┌─ ENTRIES SUPPLIED

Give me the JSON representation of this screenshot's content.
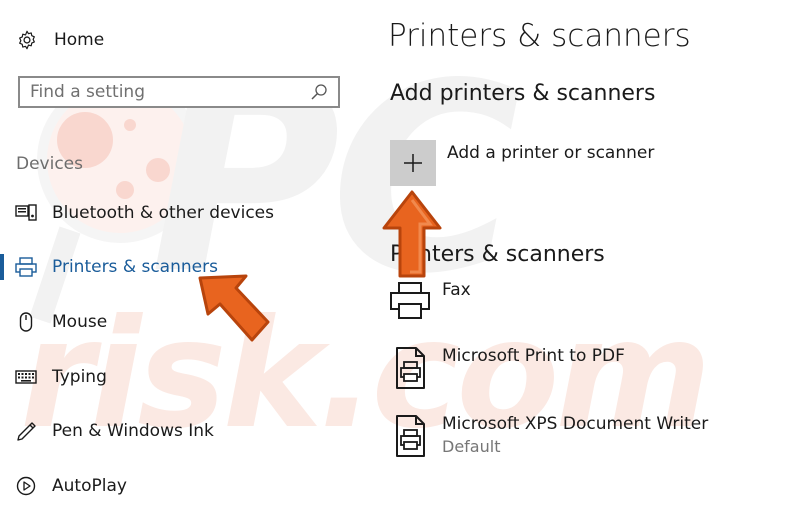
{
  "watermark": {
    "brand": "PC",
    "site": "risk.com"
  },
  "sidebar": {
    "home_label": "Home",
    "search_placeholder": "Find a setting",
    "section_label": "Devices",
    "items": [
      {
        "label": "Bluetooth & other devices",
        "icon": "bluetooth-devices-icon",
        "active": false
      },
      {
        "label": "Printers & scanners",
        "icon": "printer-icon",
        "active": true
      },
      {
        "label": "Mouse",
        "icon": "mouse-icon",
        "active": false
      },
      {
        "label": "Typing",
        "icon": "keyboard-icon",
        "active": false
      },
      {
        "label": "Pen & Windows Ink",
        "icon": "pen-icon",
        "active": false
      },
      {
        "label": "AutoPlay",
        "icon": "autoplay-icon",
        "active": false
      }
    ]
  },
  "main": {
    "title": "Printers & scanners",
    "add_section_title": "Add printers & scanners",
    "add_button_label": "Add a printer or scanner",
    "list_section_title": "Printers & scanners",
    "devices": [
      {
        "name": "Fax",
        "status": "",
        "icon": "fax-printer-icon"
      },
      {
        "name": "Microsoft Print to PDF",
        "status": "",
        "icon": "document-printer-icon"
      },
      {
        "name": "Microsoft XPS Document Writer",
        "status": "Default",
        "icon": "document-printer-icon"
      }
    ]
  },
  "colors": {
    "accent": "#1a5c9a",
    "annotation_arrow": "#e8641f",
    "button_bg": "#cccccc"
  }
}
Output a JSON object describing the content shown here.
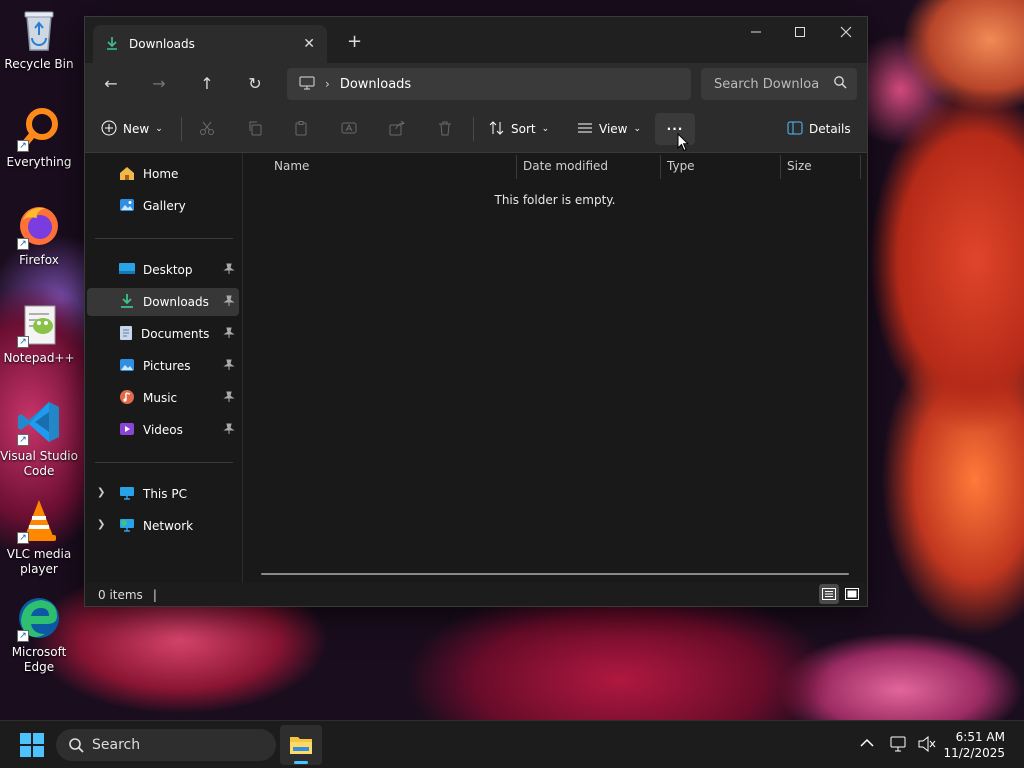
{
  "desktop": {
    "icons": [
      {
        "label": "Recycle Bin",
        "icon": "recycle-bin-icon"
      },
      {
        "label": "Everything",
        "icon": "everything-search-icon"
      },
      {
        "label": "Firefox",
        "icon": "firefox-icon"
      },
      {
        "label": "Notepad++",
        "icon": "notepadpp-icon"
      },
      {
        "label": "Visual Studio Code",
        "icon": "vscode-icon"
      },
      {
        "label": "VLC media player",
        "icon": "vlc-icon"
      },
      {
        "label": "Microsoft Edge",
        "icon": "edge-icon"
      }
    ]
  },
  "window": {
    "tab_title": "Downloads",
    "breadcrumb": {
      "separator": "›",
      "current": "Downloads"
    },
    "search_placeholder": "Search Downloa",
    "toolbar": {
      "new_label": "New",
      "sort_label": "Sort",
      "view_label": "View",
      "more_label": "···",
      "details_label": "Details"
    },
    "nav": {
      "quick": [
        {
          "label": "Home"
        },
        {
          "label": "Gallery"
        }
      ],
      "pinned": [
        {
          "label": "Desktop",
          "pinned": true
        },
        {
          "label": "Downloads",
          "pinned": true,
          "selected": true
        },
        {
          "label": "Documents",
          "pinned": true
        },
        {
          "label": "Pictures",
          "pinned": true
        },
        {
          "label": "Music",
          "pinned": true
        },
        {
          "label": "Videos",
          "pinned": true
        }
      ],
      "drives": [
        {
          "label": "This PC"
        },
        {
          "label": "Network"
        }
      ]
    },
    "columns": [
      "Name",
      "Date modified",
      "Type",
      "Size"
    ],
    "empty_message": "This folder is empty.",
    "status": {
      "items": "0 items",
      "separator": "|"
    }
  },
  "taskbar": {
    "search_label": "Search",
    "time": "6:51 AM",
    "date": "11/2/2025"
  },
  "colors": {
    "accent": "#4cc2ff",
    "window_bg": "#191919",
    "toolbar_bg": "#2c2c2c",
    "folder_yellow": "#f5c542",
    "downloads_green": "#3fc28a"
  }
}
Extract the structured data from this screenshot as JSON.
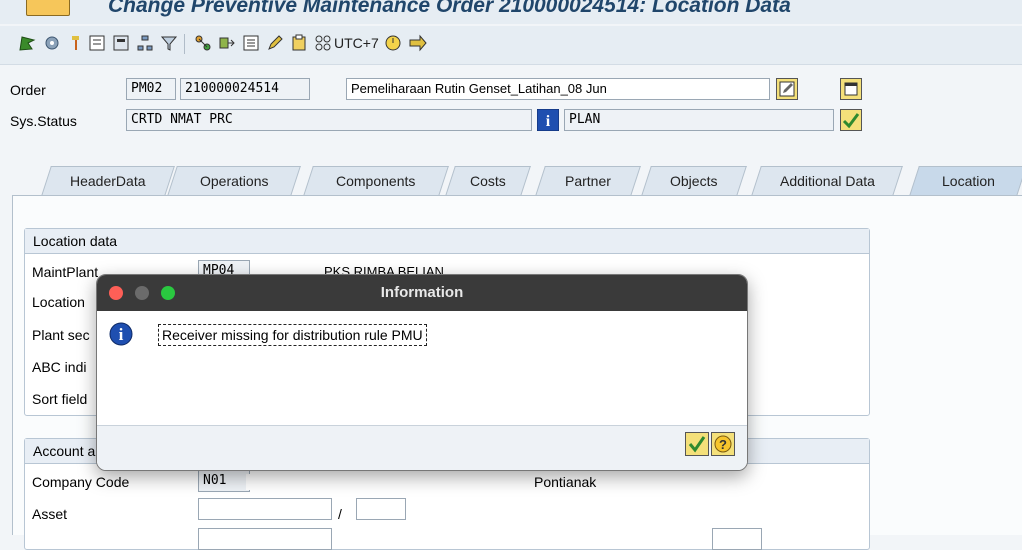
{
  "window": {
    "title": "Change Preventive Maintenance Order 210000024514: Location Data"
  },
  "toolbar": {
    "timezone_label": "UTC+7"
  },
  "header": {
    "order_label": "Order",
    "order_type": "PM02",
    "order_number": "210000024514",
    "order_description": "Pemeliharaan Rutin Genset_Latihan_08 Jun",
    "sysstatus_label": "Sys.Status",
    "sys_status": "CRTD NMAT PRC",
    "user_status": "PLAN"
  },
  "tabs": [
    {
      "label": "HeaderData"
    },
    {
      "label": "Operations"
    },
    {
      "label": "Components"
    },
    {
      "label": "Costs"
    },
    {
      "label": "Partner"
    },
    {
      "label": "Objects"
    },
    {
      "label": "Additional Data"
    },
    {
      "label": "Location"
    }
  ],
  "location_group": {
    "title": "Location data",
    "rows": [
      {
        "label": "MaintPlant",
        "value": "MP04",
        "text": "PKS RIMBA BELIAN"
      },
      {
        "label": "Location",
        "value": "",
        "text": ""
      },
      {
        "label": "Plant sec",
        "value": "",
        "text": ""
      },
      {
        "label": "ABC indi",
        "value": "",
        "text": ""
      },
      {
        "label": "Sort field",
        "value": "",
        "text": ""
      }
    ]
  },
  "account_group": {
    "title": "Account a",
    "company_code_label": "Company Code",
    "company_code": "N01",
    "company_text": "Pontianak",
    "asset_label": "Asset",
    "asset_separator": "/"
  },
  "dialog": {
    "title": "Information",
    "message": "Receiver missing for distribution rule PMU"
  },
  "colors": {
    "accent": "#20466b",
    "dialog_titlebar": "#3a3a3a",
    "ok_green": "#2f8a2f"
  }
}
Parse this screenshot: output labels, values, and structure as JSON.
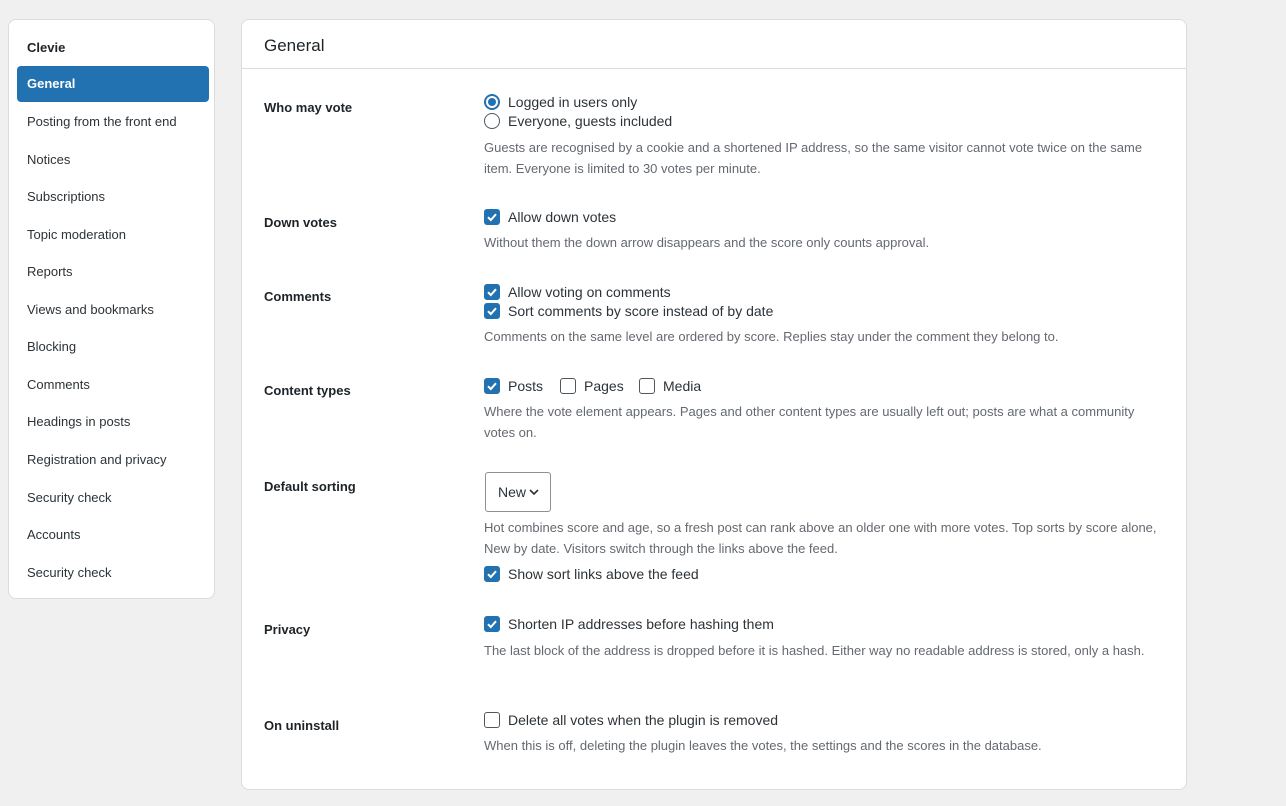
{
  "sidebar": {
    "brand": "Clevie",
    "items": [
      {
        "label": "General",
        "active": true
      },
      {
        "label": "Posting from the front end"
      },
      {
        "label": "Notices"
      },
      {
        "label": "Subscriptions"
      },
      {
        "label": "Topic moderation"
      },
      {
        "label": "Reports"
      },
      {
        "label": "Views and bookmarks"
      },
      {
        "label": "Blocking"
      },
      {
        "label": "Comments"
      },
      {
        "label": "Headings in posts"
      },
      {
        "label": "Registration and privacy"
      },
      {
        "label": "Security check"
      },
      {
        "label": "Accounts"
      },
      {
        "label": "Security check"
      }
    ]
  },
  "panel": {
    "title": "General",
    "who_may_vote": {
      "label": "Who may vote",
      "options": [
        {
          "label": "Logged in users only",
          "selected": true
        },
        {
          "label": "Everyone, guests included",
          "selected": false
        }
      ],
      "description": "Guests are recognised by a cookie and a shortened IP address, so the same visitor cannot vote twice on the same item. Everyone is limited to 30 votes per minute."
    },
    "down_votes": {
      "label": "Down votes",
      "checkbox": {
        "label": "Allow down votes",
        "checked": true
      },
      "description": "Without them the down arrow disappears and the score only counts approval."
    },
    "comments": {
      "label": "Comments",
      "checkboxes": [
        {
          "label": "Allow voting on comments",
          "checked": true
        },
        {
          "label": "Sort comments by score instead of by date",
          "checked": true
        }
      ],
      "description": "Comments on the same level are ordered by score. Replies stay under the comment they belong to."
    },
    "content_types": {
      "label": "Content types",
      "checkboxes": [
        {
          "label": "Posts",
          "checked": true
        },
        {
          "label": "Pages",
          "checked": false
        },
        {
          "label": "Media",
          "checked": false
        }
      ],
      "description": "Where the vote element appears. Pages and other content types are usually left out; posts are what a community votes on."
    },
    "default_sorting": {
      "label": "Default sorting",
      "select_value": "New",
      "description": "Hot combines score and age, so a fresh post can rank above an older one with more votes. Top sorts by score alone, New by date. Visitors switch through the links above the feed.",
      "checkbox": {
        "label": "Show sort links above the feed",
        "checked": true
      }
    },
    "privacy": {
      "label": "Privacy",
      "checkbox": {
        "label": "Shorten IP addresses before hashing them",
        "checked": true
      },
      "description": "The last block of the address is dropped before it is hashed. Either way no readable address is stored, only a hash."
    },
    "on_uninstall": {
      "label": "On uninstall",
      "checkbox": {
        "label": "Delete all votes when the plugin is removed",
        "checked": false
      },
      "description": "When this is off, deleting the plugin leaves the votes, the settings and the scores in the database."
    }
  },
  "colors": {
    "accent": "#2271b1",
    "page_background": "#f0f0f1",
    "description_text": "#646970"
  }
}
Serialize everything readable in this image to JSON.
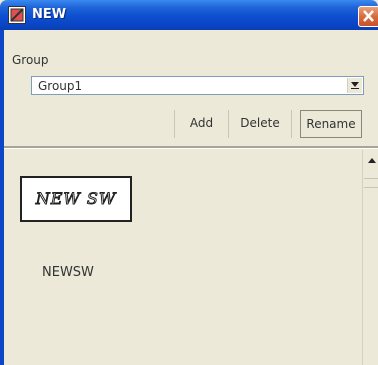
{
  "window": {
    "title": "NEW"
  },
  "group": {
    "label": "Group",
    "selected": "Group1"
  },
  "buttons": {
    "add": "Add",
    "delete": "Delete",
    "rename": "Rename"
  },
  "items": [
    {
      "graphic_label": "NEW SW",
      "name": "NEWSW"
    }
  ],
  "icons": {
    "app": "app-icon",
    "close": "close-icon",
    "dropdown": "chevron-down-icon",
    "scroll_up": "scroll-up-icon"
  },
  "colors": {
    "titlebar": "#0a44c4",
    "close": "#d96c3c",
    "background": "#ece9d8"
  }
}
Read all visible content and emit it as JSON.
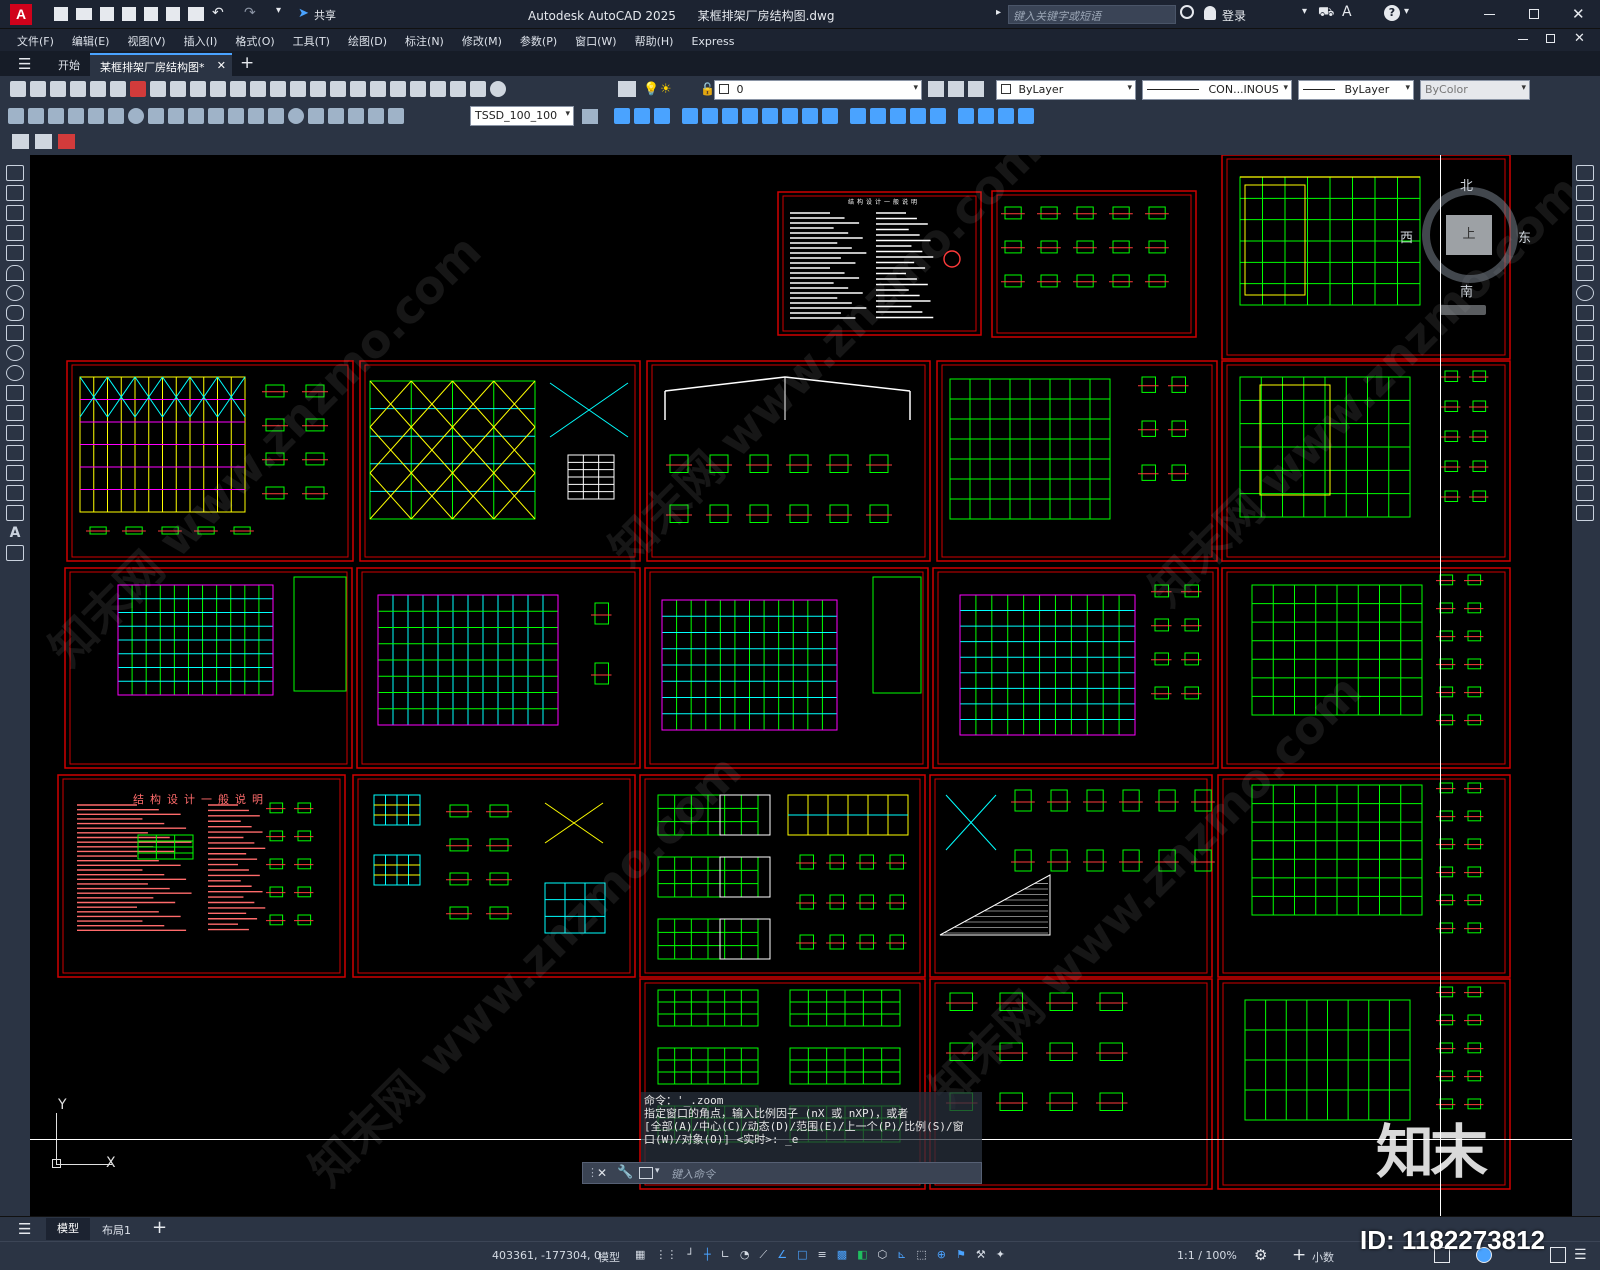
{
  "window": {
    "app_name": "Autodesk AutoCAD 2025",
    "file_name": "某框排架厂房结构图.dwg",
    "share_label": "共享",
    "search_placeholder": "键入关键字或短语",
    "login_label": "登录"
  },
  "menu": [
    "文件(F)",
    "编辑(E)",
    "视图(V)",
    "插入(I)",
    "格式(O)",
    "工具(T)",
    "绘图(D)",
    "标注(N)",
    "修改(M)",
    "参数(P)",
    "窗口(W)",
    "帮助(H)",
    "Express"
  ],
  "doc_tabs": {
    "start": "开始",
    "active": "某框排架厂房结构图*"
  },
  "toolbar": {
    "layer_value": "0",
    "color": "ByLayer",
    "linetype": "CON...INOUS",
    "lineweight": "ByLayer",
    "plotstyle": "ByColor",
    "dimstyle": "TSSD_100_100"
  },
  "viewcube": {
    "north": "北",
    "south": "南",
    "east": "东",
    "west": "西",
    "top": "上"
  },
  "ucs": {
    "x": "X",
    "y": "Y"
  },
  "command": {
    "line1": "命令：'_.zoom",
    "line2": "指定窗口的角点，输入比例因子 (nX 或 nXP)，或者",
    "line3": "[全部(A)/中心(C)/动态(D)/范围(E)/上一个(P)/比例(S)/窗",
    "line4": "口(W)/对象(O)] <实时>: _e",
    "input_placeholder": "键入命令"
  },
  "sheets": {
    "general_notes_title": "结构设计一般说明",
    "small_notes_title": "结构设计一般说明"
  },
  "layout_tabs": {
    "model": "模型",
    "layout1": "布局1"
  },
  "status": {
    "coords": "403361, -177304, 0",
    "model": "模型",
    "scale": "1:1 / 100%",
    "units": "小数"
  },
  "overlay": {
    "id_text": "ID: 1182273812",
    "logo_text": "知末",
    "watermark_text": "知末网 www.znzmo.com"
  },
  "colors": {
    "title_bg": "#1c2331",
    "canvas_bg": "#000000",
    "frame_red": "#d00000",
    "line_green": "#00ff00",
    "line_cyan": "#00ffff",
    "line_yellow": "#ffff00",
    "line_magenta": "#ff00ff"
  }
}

└─

*STATED GOAL*
Select the lines that carry the string "above" and copy them.

*SOLUTION TO THIS EXERCISE*
      "description": "Hot combines score and age, so a fresh post can rank above an older one with more votes. Top sorts by score alone, New by date. Visitors switch through the links above the feed.",
        "label": "Show sort links above the feed",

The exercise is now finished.